* [EXERCISE REQUIREMENTS]: Copy each line below that includes "text".

* [DATA ENTRIES]:
>> BEGIN

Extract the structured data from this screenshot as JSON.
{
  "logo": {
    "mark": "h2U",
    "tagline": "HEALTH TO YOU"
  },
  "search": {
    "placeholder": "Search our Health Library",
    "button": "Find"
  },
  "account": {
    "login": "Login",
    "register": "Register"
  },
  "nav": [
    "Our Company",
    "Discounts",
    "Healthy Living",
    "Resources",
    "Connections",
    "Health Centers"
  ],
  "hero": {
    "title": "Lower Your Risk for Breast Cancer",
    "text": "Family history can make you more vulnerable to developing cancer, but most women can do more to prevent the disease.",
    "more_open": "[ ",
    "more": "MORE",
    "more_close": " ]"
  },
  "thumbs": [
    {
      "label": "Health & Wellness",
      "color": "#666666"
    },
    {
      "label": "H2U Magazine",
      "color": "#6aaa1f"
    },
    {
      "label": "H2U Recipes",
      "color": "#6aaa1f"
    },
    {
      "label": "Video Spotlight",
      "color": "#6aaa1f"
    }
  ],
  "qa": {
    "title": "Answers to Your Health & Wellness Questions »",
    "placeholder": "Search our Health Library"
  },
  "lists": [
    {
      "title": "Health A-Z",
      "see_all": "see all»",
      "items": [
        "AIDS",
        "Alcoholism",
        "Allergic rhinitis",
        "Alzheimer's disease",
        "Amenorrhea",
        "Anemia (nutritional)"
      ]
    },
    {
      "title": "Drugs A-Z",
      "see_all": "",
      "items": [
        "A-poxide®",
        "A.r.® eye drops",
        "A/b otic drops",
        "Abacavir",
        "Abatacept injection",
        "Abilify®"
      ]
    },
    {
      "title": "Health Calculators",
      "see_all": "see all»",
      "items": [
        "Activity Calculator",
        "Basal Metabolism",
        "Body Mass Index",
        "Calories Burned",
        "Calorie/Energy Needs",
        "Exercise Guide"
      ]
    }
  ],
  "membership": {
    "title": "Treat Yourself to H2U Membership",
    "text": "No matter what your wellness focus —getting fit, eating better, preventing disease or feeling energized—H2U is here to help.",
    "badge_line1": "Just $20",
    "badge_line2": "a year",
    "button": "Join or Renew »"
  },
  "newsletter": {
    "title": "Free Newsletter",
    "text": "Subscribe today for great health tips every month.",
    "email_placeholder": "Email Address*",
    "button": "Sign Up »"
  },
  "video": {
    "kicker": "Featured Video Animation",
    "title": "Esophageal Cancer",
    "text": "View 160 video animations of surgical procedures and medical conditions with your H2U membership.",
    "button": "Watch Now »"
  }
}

>> END

* [REPLY]:
    "text": "Family history can make you more vulnerable to developing cancer, but most women can do more to prevent the disease.",
    "text": "No matter what your wellness focus —getting fit, eating better, preventing disease or feeling energized—H2U is here to help.",
    "text": "Subscribe today for great health tips every month.",
    "text": "View 160 video animations of surgical procedures and medical conditions with your H2U membership.",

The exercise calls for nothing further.